- _REQUIREMENT_:
Please write out the data from the line with "x-tick-label: Jul 1 xyxy=(491,392,516,417)" up to and including the line with "y-tick-label: 60 xyxy=(26,277,38,289)", copying each line exactly.

MATERIAL SHOWN start

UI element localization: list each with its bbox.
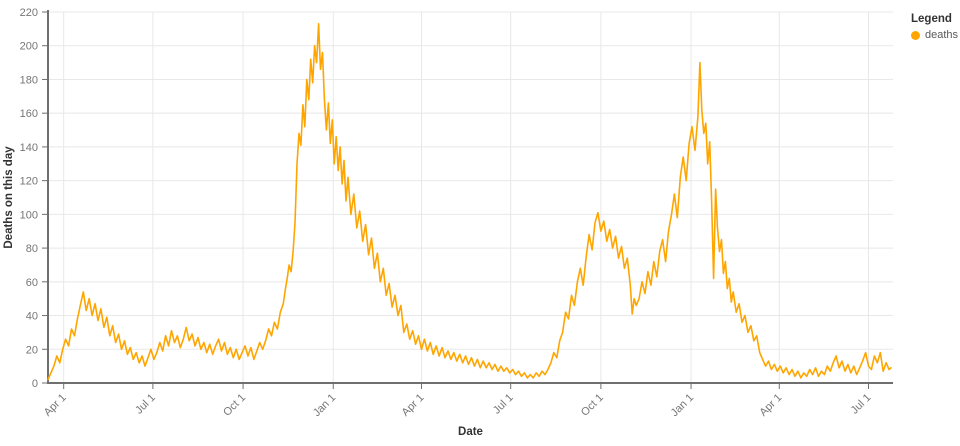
x-tick-label: Jul 1 xyxy=(491,392,516,417)
legend-title: Legend xyxy=(911,13,952,25)
y-tick-label: 200 xyxy=(20,41,38,53)
legend-swatch-deaths-icon xyxy=(911,30,920,40)
y-tick-label: 220 xyxy=(20,7,38,19)
y-axis-title: Deaths on this day xyxy=(3,146,15,249)
x-tick-label: Apr 1 xyxy=(757,392,784,419)
y-tick-label: 140 xyxy=(20,142,38,154)
legend-item-deaths[interactable]: deaths xyxy=(911,29,959,41)
y-tick-label: 60 xyxy=(26,277,38,289)
y-tick-label: 100 xyxy=(20,209,38,221)
x-tick-label: Jan 1 xyxy=(669,392,697,420)
y-tick-label: 120 xyxy=(20,176,38,188)
x-tick-label: Jul 1 xyxy=(849,392,874,417)
x-tick-label: Jul 1 xyxy=(133,392,158,417)
series-line-deaths xyxy=(47,22,892,381)
y-tick-label: 160 xyxy=(20,108,38,120)
y-tick-label: 80 xyxy=(26,243,38,255)
x-tick-label: Jan 1 xyxy=(311,392,339,420)
x-tick-label: Apr 1 xyxy=(400,392,427,419)
y-tick-label: 0 xyxy=(32,378,38,390)
y-tick-label: 20 xyxy=(26,344,38,356)
y-tick-label: 40 xyxy=(26,311,38,323)
x-tick-label: Oct 1 xyxy=(579,392,606,419)
x-tick-label: Apr 1 xyxy=(42,392,69,419)
x-tick-label: Oct 1 xyxy=(221,392,248,419)
legend-label-deaths: deaths xyxy=(925,29,959,41)
x-axis-title: Date xyxy=(458,426,483,438)
y-tick-label: 180 xyxy=(20,74,38,86)
legend: Legend deaths xyxy=(911,13,959,41)
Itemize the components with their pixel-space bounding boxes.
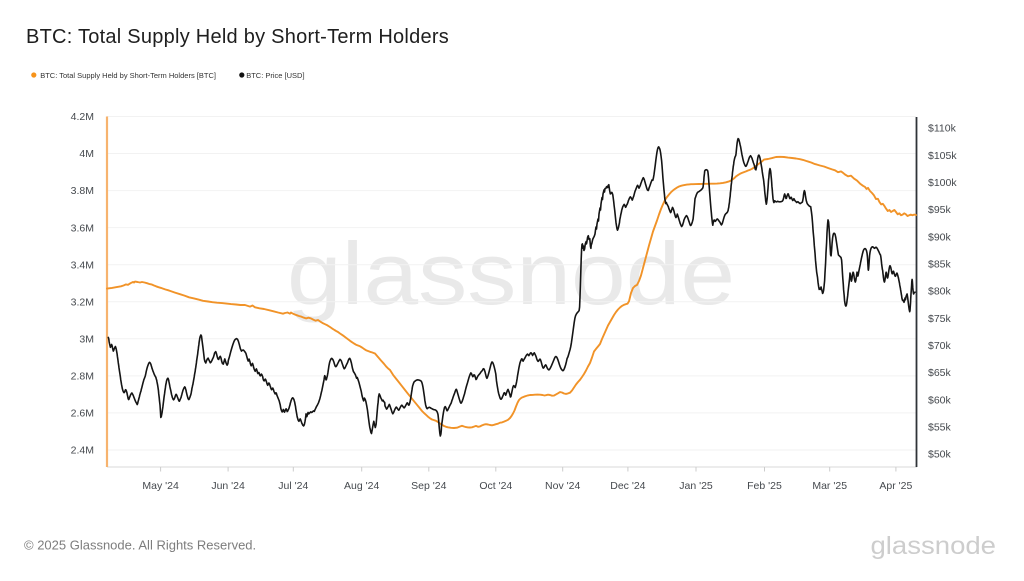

MATERIAL SHOWN end

- _SOLUTION TO THIS PROBLEM_:
x-tick-label: Jul 1 xyxy=(491,392,516,417)
legend-title: Legend xyxy=(911,13,952,25)
y-tick-label: 200 xyxy=(20,41,38,53)
legend-swatch-deaths-icon xyxy=(911,30,920,40)
y-tick-label: 220 xyxy=(20,7,38,19)
y-axis-title: Deaths on this day xyxy=(3,146,15,249)
x-tick-label: Apr 1 xyxy=(757,392,784,419)
y-tick-label: 140 xyxy=(20,142,38,154)
legend-item-deaths[interactable]: deaths xyxy=(911,29,959,41)
y-tick-label: 60 xyxy=(26,277,38,289)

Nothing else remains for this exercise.